[DIRECTION]:
Quote the data below in full, minus the images.

[Part of a data file]:

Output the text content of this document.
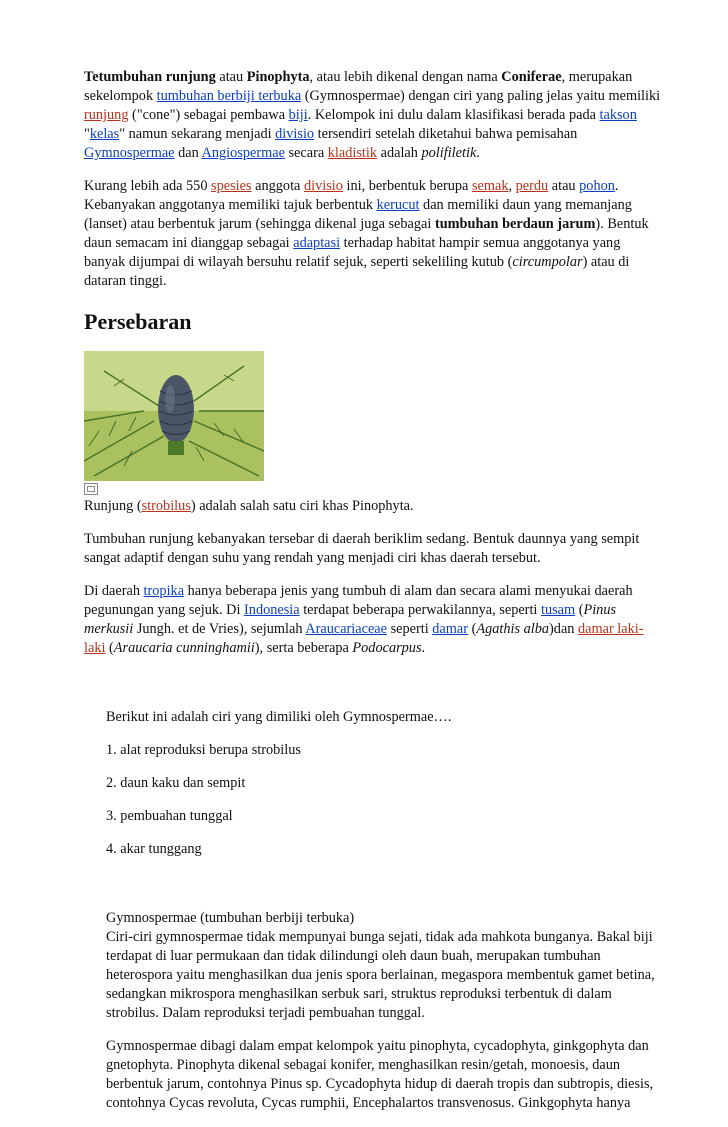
Tetumbuhan runjung atau Pinophyta, atau lebih dikenal dengan nama Coniferae, merupakan sekelompok tumbuhan berbiji terbuka (Gymnospermae) dengan ciri yang paling jelas yaitu memiliki runjung ("cone") sebagai pembawa biji. Kelompok ini dulu dalam klasifikasi berada pada takson "kelas" namun sekarang menjadi divisio tersendiri setelah diketahui bahwa pemisahan Gymnospermae dan Angiospermae secara kladistik adalah polifiletik.

Kurang lebih ada 550 spesies anggota divisio ini, berbentuk berupa semak, perdu atau pohon. Kebanyakan anggotanya memiliki tajuk berbentuk kerucut dan memiliki daun yang memanjang (lanset) atau berbentuk jarum (sehingga dikenal juga sebagai tumbuhan berdaun jarum). Bentuk daun semacam ini dianggap sebagai adaptasi terhadap habitat hampir semua anggotanya yang banyak dijumpai di wilayah bersuhu relatif sejuk, seperti sekeliling kutub (circumpolar) atau di dataran tinggi.

Persebaran

Runjung (strobilus) adalah salah satu ciri khas Pinophyta.

Tumbuhan runjung kebanyakan tersebar di daerah beriklim sedang. Bentuk daunnya yang sempit sangat adaptif dengan suhu yang rendah yang menjadi ciri khas daerah tersebut.

Di daerah tropika hanya beberapa jenis yang tumbuh di alam dan secara alami menyukai daerah pegunungan yang sejuk. Di Indonesia terdapat beberapa perwakilannya, seperti tusam (Pinus merkusii Jungh. et de Vries), sejumlah Araucariaceae seperti damar (Agathis alba)dan damar laki-laki (Araucaria cunninghamii), serta beberapa Podocarpus.

Berikut ini adalah ciri yang dimiliki oleh Gymnospermae….

1. alat reproduksi berupa strobilus

2. daun kaku dan sempit

3. pembuahan tunggal

4. akar tunggang

Gymnospermae (tumbuhan berbiji terbuka)
Ciri-ciri gymnospermae tidak mempunyai bunga sejati, tidak ada mahkota bunganya. Bakal biji terdapat di luar permukaan dan tidak dilindungi oleh daun buah, merupakan tumbuhan heterospora yaitu menghasilkan dua jenis spora berlainan, megaspora membentuk gamet betina, sedangkan mikrospora menghasilkan serbuk sari, struktus reproduksi terbentuk di dalam strobilus. Dalam reproduksi terjadi pembuahan tunggal.

Gymnospermae dibagi dalam empat kelompok yaitu pinophyta, cycadophyta, ginkgophyta dan gnetophyta. Pinophyta dikenal sebagai konifer, menghasilkan resin/getah, monoesis, daun berbentuk jarum, contohnya Pinus sp. Cycadophyta hidup di daerah tropis dan subtropis, diesis, contohnya Cycas revoluta, Cycas rumphii, Encephalartos transvenosus. Ginkgophyta hanya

[RESPONSE FOR THIS EXERCISE]:
Output the text content of this document.
Tetumbuhan runjung atau Pinophyta, atau lebih dikenal dengan nama Coniferae, merupakan sekelompok tumbuhan berbiji terbuka (Gymnospermae) dengan ciri yang paling jelas yaitu memiliki runjung ("cone") sebagai pembawa biji. Kelompok ini dulu dalam klasifikasi berada pada takson "kelas" namun sekarang menjadi divisio tersendiri setelah diketahui bahwa pemisahan Gymnospermae dan Angiospermae secara kladistik adalah polifiletik.

Kurang lebih ada 550 spesies anggota divisio ini, berbentuk berupa semak, perdu atau pohon. Kebanyakan anggotanya memiliki tajuk berbentuk kerucut dan memiliki daun yang memanjang (lanset) atau berbentuk jarum (sehingga dikenal juga sebagai tumbuhan berdaun jarum). Bentuk daun semacam ini dianggap sebagai adaptasi terhadap habitat hampir semua anggotanya yang banyak dijumpai di wilayah bersuhu relatif sejuk, seperti sekeliling kutub (circumpolar) atau di dataran tinggi.

Persebaran

Runjung (strobilus) adalah salah satu ciri khas Pinophyta.

Tumbuhan runjung kebanyakan tersebar di daerah beriklim sedang. Bentuk daunnya yang sempit sangat adaptif dengan suhu yang rendah yang menjadi ciri khas daerah tersebut.

Di daerah tropika hanya beberapa jenis yang tumbuh di alam dan secara alami menyukai daerah pegunungan yang sejuk. Di Indonesia terdapat beberapa perwakilannya, seperti tusam (Pinus merkusii Jungh. et de Vries), sejumlah Araucariaceae seperti damar (Agathis alba)dan damar laki-laki (Araucaria cunninghamii), serta beberapa Podocarpus.

Berikut ini adalah ciri yang dimiliki oleh Gymnospermae….

1. alat reproduksi berupa strobilus

2. daun kaku dan sempit

3. pembuahan tunggal

4. akar tunggang

Gymnospermae (tumbuhan berbiji terbuka)
Ciri-ciri gymnospermae tidak mempunyai bunga sejati, tidak ada mahkota bunganya. Bakal biji terdapat di luar permukaan dan tidak dilindungi oleh daun buah, merupakan tumbuhan heterospora yaitu menghasilkan dua jenis spora berlainan, megaspora membentuk gamet betina, sedangkan mikrospora menghasilkan serbuk sari, struktus reproduksi terbentuk di dalam strobilus. Dalam reproduksi terjadi pembuahan tunggal.

Gymnospermae dibagi dalam empat kelompok yaitu pinophyta, cycadophyta, ginkgophyta dan gnetophyta. Pinophyta dikenal sebagai konifer, menghasilkan resin/getah, monoesis, daun berbentuk jarum, contohnya Pinus sp. Cycadophyta hidup di daerah tropis dan subtropis, diesis, contohnya Cycas revoluta, Cycas rumphii, Encephalartos transvenosus. Ginkgophyta hanya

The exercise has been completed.